Job
Keep only those lines of the records that include the string "учреждения".

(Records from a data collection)
◆ ◆ ◆ ◆ ◆
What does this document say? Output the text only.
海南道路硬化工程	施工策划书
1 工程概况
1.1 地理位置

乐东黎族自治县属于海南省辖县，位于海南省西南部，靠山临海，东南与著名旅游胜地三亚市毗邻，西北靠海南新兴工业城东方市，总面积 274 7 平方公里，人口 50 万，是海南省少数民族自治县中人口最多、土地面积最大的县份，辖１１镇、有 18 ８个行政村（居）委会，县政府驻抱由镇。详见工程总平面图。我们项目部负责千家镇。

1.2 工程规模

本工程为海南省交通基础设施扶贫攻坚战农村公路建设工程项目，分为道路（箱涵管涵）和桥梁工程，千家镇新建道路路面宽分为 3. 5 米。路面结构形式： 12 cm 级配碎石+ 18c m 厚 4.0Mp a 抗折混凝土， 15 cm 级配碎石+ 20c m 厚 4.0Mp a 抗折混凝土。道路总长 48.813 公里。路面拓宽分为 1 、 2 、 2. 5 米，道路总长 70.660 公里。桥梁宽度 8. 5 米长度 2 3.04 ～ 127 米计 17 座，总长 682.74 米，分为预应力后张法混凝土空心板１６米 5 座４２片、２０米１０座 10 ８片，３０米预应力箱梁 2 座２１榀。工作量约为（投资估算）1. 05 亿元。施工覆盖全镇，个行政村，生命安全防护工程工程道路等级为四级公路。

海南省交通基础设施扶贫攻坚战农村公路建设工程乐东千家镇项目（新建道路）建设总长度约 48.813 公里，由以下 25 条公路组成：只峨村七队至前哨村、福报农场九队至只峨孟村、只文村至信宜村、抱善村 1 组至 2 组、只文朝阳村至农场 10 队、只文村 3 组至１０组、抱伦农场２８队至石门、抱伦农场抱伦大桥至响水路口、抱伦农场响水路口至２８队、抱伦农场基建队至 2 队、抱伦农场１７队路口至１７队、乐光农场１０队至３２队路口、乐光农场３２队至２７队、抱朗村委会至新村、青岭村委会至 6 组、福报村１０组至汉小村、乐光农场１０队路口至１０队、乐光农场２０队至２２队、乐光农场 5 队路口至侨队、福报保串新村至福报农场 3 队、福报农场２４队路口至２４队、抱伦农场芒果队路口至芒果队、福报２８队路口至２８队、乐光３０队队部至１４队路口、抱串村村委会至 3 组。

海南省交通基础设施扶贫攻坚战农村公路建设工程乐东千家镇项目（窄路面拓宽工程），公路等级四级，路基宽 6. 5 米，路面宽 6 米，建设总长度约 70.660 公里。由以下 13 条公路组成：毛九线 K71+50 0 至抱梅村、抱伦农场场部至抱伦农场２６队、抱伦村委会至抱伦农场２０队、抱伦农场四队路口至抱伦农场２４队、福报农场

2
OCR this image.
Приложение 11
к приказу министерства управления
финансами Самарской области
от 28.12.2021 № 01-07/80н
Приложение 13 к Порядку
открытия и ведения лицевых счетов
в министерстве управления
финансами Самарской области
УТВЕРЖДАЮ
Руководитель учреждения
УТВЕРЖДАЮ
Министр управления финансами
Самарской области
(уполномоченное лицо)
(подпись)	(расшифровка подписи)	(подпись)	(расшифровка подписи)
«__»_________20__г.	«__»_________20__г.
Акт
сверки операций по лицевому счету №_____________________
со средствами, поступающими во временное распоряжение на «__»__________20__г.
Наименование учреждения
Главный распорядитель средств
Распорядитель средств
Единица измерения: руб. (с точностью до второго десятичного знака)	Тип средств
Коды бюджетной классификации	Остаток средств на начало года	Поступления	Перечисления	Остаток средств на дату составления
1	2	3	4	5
◆ ◆ ◆ ◆ ◆
Solution for this task
Руководитель учреждения
Наименование учреждения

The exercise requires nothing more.